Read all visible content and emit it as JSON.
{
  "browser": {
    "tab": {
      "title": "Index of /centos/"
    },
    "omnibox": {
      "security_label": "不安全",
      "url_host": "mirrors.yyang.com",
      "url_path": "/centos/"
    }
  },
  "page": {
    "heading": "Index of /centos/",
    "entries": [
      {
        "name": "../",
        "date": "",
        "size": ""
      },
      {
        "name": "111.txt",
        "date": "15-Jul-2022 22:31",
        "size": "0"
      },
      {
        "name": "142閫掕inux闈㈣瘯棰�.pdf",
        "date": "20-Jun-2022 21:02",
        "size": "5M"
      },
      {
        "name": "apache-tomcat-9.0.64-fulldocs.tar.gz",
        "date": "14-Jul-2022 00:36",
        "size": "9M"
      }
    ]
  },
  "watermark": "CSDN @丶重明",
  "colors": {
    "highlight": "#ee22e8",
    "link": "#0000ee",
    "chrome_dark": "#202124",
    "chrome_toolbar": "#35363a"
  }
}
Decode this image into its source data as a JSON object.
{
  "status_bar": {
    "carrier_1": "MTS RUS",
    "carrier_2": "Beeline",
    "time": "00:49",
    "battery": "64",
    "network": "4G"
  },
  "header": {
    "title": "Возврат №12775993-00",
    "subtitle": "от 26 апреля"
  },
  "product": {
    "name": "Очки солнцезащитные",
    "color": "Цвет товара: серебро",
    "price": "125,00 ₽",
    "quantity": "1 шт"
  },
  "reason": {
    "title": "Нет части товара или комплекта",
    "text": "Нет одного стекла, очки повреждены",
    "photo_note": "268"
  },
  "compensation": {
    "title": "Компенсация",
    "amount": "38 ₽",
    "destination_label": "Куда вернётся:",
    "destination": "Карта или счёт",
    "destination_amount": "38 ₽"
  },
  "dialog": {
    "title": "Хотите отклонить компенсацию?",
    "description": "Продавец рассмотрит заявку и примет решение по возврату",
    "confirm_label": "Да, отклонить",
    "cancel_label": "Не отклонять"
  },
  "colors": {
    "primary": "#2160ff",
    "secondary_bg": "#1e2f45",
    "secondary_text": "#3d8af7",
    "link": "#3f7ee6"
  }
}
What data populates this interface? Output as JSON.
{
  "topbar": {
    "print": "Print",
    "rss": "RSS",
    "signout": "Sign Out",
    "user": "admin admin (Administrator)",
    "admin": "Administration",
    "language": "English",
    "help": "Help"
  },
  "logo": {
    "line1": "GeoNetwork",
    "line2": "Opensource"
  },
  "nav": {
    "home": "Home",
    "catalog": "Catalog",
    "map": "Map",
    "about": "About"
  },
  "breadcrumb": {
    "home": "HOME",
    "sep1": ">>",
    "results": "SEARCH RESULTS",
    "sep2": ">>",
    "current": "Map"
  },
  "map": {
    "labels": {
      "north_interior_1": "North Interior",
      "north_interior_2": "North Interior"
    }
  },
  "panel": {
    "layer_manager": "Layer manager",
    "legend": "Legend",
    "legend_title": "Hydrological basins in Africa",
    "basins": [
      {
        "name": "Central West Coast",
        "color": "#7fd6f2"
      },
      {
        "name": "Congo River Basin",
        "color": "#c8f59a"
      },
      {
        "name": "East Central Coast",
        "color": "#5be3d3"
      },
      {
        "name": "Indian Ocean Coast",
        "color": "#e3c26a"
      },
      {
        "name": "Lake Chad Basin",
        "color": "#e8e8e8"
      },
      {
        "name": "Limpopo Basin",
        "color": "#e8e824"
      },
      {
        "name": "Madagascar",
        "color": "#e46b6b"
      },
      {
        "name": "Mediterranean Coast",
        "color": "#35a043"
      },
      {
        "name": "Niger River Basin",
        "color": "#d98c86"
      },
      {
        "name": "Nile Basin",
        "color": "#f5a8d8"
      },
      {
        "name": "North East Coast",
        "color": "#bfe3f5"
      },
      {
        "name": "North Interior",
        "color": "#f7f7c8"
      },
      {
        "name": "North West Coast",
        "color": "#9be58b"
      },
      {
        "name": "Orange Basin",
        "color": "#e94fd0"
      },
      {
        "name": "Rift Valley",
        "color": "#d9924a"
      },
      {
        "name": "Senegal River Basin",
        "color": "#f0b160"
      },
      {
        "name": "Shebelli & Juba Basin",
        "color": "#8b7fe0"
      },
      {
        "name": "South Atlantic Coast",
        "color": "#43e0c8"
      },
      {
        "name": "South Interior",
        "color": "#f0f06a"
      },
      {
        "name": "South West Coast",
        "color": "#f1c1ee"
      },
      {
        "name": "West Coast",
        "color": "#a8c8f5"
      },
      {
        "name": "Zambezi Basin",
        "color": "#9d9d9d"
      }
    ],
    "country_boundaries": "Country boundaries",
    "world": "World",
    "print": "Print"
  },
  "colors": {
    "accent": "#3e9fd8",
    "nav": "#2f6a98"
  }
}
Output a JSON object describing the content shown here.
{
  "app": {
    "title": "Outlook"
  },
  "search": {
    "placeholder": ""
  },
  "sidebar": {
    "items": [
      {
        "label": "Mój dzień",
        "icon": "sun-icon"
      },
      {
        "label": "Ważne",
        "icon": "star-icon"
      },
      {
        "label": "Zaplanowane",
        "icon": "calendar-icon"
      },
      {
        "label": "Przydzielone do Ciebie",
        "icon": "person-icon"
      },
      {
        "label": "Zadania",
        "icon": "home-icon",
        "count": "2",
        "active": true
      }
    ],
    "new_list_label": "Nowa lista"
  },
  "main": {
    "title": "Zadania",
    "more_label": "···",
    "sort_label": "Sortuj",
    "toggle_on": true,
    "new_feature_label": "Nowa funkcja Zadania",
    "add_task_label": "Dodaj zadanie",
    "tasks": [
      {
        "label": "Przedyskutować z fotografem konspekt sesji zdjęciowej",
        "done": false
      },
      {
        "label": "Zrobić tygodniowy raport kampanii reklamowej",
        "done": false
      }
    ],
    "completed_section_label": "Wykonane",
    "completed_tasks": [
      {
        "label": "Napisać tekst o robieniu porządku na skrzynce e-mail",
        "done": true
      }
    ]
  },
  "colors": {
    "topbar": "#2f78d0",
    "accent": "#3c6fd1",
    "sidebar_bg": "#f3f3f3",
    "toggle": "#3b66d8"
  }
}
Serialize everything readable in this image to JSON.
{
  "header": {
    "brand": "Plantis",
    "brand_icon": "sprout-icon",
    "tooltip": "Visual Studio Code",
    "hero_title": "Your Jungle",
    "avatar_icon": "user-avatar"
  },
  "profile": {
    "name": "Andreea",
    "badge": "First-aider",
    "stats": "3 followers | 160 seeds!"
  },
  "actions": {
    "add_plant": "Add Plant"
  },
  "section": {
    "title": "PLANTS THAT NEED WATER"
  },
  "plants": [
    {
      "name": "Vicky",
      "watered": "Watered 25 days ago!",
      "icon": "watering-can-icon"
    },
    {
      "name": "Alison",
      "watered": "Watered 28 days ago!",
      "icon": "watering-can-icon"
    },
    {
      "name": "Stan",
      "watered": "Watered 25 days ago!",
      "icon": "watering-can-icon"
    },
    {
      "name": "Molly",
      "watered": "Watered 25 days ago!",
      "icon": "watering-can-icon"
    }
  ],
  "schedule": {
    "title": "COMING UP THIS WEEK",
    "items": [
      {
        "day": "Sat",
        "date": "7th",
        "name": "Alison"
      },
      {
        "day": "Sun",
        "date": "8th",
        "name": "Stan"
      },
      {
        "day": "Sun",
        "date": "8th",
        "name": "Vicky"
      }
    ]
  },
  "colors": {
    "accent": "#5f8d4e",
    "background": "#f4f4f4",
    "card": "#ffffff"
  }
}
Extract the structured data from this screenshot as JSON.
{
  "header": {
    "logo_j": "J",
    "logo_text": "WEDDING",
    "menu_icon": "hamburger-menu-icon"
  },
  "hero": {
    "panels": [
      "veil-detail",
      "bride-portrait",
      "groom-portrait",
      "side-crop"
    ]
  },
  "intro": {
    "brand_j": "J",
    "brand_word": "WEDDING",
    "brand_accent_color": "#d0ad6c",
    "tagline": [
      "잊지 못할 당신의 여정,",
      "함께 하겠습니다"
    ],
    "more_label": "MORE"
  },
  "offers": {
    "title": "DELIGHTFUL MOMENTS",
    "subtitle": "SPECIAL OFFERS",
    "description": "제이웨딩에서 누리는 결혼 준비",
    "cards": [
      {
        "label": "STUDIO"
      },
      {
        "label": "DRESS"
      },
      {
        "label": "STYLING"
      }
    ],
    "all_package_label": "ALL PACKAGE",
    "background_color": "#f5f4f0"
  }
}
⁂
→ **EXERCISE AIM**: From the entries above, select each line containing the string "data".

→ **WRITTEN RESPONSE**:
Decode this image into its source data as a JSON object.
What data populates this interface? Output as JSON.
Extract the structured data from this screenshot as JSON.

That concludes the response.